Saved entries

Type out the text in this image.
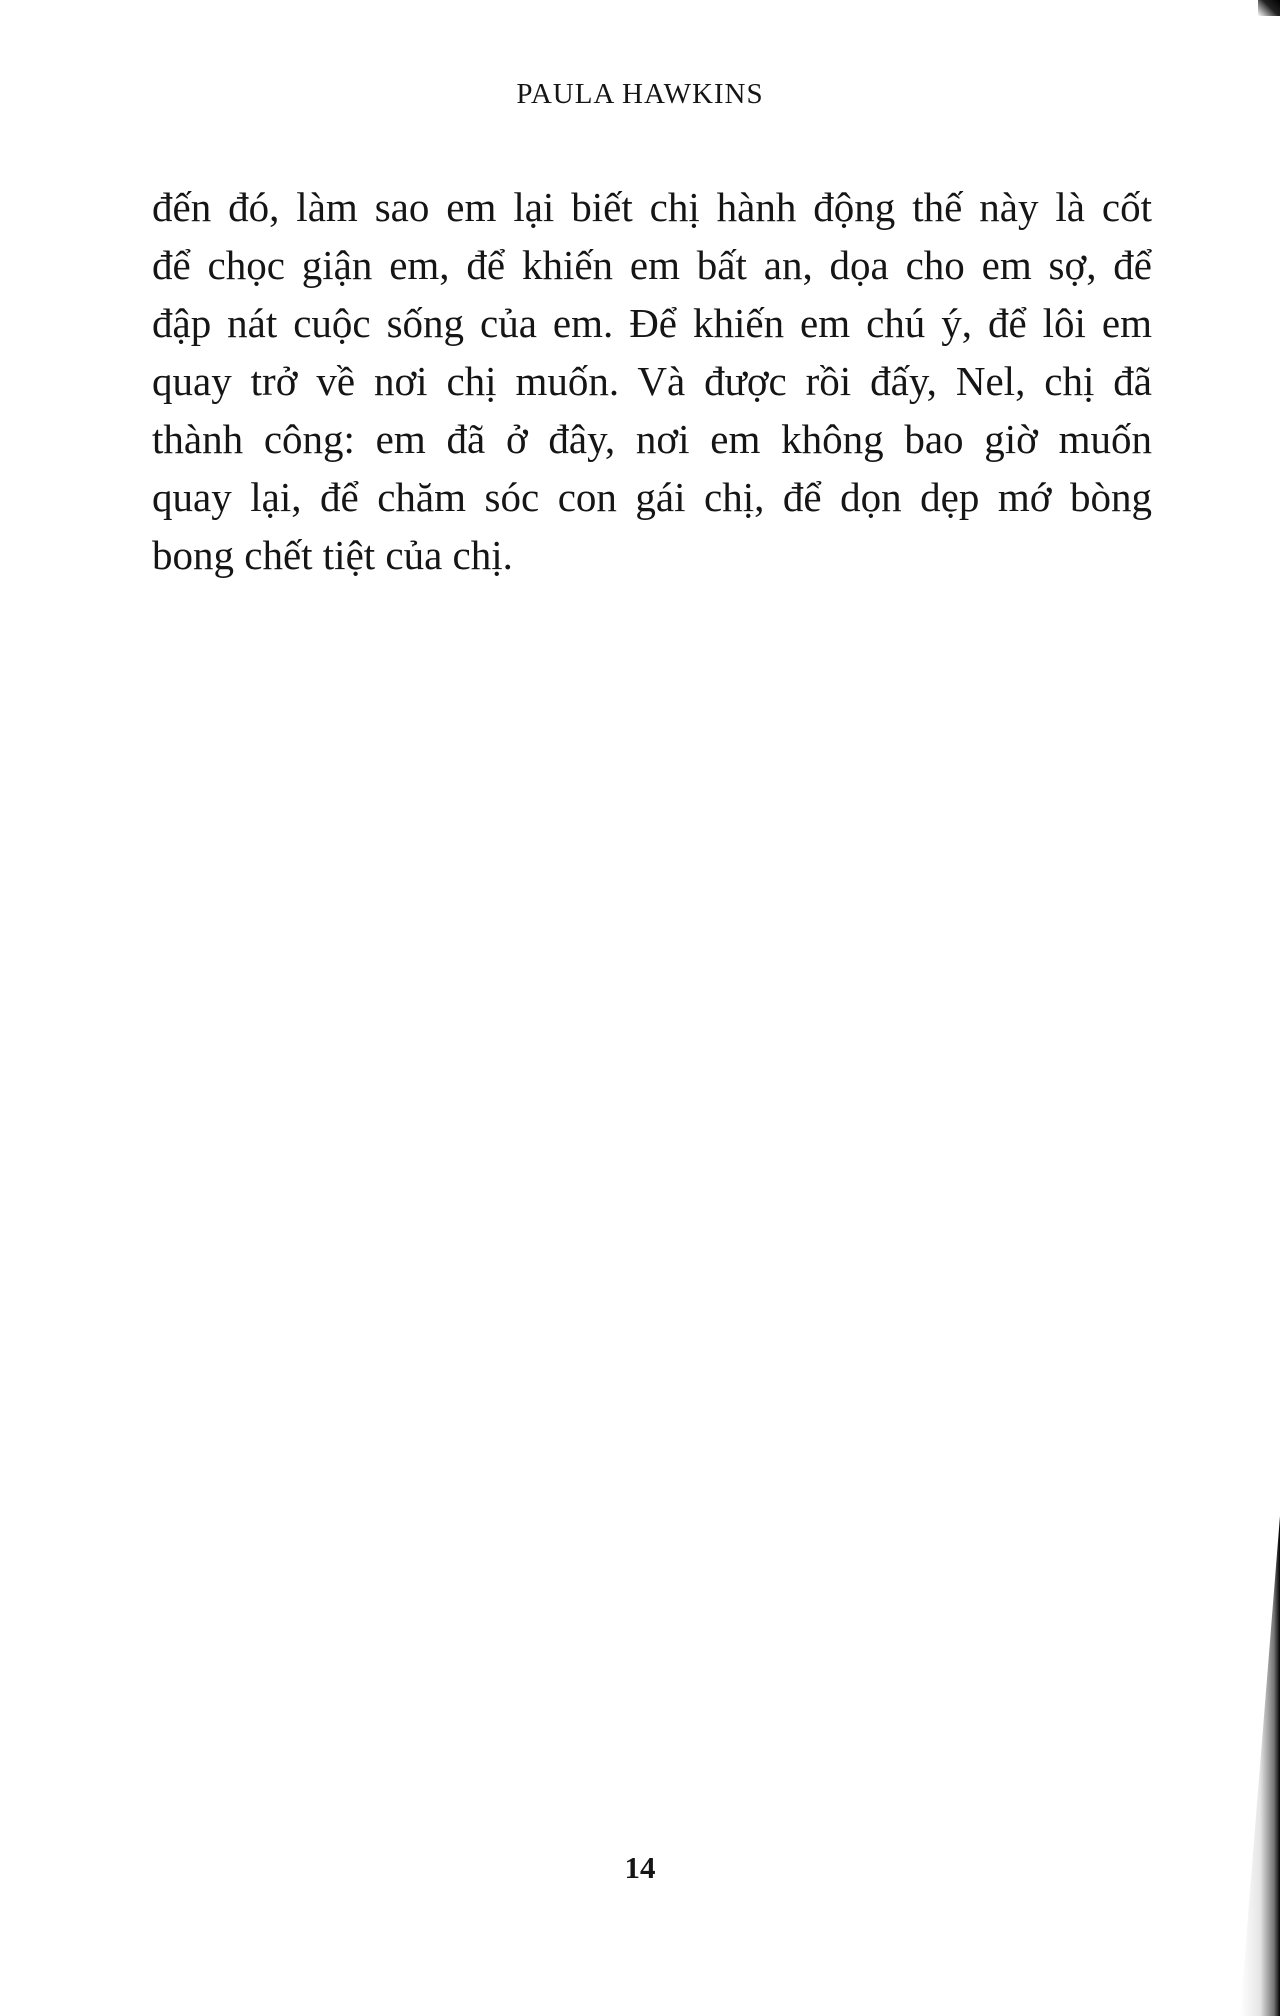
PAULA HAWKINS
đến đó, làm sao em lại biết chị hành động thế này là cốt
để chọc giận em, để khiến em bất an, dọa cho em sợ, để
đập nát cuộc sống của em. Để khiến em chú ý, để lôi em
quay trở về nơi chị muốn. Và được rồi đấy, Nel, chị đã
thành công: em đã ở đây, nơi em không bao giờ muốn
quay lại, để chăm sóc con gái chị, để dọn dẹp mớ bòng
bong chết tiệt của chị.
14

* * *

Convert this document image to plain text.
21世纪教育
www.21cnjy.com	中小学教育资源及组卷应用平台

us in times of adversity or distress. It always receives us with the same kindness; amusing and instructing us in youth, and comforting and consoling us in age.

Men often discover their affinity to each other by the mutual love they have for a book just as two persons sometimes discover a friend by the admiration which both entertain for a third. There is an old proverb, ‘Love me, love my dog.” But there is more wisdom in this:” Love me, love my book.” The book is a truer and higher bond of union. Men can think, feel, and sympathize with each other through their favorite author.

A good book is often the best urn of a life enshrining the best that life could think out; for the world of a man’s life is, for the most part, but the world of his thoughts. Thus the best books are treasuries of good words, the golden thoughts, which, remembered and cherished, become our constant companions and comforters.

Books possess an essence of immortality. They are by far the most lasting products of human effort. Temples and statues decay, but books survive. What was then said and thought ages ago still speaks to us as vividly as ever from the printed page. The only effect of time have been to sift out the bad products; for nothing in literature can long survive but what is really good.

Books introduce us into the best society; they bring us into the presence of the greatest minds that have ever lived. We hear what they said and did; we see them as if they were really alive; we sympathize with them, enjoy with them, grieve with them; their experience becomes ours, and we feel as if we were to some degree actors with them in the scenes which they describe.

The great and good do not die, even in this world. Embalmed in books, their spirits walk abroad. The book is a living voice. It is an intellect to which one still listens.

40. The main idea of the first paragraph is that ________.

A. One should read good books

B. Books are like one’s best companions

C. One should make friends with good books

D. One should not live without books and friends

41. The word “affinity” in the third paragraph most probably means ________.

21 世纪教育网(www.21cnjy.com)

● Exercise requirements:
Where a line above includes "text", copy that line.

● Complete output:
Type out the text in this image.
Convert this document image to plain text.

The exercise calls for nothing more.